• **Set problem**: Please format each line of the material below as a numbered list, leaving out any blank lines.

^^^^^^^^

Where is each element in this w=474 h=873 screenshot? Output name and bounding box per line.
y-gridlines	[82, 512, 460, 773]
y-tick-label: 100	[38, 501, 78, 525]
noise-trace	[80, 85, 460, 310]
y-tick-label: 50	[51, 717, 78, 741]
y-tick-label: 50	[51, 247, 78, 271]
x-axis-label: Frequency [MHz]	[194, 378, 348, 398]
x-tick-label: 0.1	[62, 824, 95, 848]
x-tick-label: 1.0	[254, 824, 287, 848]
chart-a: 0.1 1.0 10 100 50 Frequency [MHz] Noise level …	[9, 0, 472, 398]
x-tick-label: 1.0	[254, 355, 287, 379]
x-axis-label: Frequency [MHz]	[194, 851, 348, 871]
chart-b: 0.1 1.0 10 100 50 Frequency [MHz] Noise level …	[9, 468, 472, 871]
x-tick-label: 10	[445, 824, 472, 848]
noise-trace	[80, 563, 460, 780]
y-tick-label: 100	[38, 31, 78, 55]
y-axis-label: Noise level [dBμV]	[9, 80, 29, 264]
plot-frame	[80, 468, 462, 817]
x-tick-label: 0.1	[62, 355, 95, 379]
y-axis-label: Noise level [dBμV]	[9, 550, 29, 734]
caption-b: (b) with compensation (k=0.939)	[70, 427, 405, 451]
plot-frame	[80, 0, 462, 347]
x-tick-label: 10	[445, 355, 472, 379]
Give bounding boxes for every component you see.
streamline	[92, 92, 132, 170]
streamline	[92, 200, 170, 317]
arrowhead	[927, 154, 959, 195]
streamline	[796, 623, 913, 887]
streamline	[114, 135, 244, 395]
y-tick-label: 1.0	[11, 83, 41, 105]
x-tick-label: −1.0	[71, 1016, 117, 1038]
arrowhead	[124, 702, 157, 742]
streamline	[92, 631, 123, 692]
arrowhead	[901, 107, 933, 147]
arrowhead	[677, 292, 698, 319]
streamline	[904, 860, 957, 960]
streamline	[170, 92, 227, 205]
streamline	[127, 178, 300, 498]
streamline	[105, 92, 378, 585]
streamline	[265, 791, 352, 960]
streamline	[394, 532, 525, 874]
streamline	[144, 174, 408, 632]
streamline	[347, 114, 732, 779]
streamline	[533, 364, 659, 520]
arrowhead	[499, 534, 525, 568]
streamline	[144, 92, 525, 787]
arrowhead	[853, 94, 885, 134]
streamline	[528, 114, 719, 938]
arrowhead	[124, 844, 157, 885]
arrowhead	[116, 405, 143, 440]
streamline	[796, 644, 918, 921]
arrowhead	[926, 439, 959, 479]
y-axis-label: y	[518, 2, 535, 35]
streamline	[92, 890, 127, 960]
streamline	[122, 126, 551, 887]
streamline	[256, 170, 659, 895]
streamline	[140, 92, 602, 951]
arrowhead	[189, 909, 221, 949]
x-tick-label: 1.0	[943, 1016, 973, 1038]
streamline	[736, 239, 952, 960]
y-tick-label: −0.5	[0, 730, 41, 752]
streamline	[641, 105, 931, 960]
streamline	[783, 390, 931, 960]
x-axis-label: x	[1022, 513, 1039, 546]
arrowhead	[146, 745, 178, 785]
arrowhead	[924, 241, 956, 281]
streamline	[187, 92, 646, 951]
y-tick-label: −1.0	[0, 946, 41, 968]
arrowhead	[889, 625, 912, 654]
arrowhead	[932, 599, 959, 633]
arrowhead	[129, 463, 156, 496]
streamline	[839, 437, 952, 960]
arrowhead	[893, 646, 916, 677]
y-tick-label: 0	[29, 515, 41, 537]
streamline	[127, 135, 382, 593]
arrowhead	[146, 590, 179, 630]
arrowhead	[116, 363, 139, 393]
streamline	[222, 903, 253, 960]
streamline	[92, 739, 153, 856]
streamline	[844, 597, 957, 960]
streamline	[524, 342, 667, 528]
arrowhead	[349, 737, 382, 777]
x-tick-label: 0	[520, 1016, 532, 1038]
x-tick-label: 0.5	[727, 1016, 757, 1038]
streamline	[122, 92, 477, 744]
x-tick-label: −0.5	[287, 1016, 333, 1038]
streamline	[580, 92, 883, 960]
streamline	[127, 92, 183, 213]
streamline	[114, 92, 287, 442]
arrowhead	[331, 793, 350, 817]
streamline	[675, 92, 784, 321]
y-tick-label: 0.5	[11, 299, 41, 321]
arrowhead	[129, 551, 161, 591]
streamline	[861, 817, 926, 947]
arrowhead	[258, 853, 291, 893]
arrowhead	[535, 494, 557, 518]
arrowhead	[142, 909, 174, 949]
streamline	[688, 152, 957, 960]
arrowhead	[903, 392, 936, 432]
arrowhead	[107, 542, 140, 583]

^^^^^^^^

• **Full output**:
1. Where is each element in this w=474 h=873 screenshot? Output name and bounding box per line.
2. y-gridlines	[82, 512, 460, 773]
3. y-tick-label: 100	[38, 501, 78, 525]
4. noise-trace	[80, 85, 460, 310]
5. y-tick-label: 50	[51, 717, 78, 741]
6. y-tick-label: 50	[51, 247, 78, 271]
7. x-axis-label: Frequency [MHz]	[194, 378, 348, 398]
8. x-tick-label: 0.1	[62, 824, 95, 848]
9. x-tick-label: 1.0	[254, 824, 287, 848]
10. chart-a: 0.1 1.0 10 100 50 Frequency [MHz] Noise level …	[9, 0, 472, 398]
11. x-tick-label: 1.0	[254, 355, 287, 379]
12. x-axis-label: Frequency [MHz]	[194, 851, 348, 871]
13. chart-b: 0.1 1.0 10 100 50 Frequency [MHz] Noise level …	[9, 468, 472, 871]
14. x-tick-label: 10	[445, 824, 472, 848]
15. noise-trace	[80, 563, 460, 780]
16. y-tick-label: 100	[38, 31, 78, 55]
17. y-axis-label: Noise level [dBμV]	[9, 80, 29, 264]
18. plot-frame	[80, 468, 462, 817]
19. x-tick-label: 0.1	[62, 355, 95, 379]
20. y-axis-label: Noise level [dBμV]	[9, 550, 29, 734]
21. caption-b: (b) with compensation (k=0.939)	[70, 427, 405, 451]
22. plot-frame	[80, 0, 462, 347]
23. x-tick-label: 10	[445, 355, 472, 379]
24. Give bounding boxes for every component you see.
25. streamline	[92, 92, 132, 170]
26. streamline	[92, 200, 170, 317]
27. arrowhead	[927, 154, 959, 195]
28. streamline	[796, 623, 913, 887]
29. streamline	[114, 135, 244, 395]
30. y-tick-label: 1.0	[11, 83, 41, 105]
31. x-tick-label: −1.0	[71, 1016, 117, 1038]
32. arrowhead	[124, 702, 157, 742]
33. streamline	[92, 631, 123, 692]
34. arrowhead	[901, 107, 933, 147]
35. arrowhead	[677, 292, 698, 319]
36. streamline	[904, 860, 957, 960]
37. streamline	[170, 92, 227, 205]
38. streamline	[127, 178, 300, 498]
39. streamline	[105, 92, 378, 585]
40. streamline	[265, 791, 352, 960]
41. streamline	[394, 532, 525, 874]
42. streamline	[144, 174, 408, 632]
43. streamline	[347, 114, 732, 779]
44. streamline	[533, 364, 659, 520]
45. arrowhead	[499, 534, 525, 568]
46. streamline	[144, 92, 525, 787]
47. arrowhead	[853, 94, 885, 134]
48. streamline	[528, 114, 719, 938]
49. arrowhead	[124, 844, 157, 885]
50. arrowhead	[116, 405, 143, 440]
51. streamline	[796, 644, 918, 921]
52. arrowhead	[926, 439, 959, 479]
53. y-axis-label: y	[518, 2, 535, 35]
54. streamline	[92, 890, 127, 960]
55. streamline	[122, 126, 551, 887]
56. streamline	[256, 170, 659, 895]
57. streamline	[140, 92, 602, 951]
58. arrowhead	[189, 909, 221, 949]
59. x-tick-label: 1.0	[943, 1016, 973, 1038]
60. streamline	[736, 239, 952, 960]
61. y-tick-label: −0.5	[0, 730, 41, 752]
62. streamline	[641, 105, 931, 960]
63. streamline	[783, 390, 931, 960]
64. x-axis-label: x	[1022, 513, 1039, 546]
65. arrowhead	[146, 745, 178, 785]
66. arrowhead	[924, 241, 956, 281]
67. streamline	[187, 92, 646, 951]
68. y-tick-label: −1.0	[0, 946, 41, 968]
69. arrowhead	[889, 625, 912, 654]
70. arrowhead	[932, 599, 959, 633]
71. arrowhead	[129, 463, 156, 496]
72. streamline	[839, 437, 952, 960]
73. arrowhead	[893, 646, 916, 677]
74. y-tick-label: 0	[29, 515, 41, 537]
75. streamline	[127, 135, 382, 593]
76. arrowhead	[146, 590, 179, 630]
77. arrowhead	[116, 363, 139, 393]
78. streamline	[222, 903, 253, 960]
79. streamline	[92, 739, 153, 856]
80. streamline	[844, 597, 957, 960]
81. streamline	[524, 342, 667, 528]
82. arrowhead	[349, 737, 382, 777]
83. x-tick-label: 0	[520, 1016, 532, 1038]
84. x-tick-label: 0.5	[727, 1016, 757, 1038]
85. streamline	[122, 92, 477, 744]
86. x-tick-label: −0.5	[287, 1016, 333, 1038]
87. streamline	[580, 92, 883, 960]
88. streamline	[127, 92, 183, 213]
89. streamline	[114, 92, 287, 442]
90. arrowhead	[331, 793, 350, 817]
91. streamline	[675, 92, 784, 321]
92. y-tick-label: 0.5	[11, 299, 41, 321]
93. arrowhead	[129, 551, 161, 591]
94. streamline	[861, 817, 926, 947]
95. arrowhead	[258, 853, 291, 893]
96. arrowhead	[535, 494, 557, 518]
97. arrowhead	[142, 909, 174, 949]
98. streamline	[688, 152, 957, 960]
99. arrowhead	[903, 392, 936, 432]
100. arrowhead	[107, 542, 140, 583]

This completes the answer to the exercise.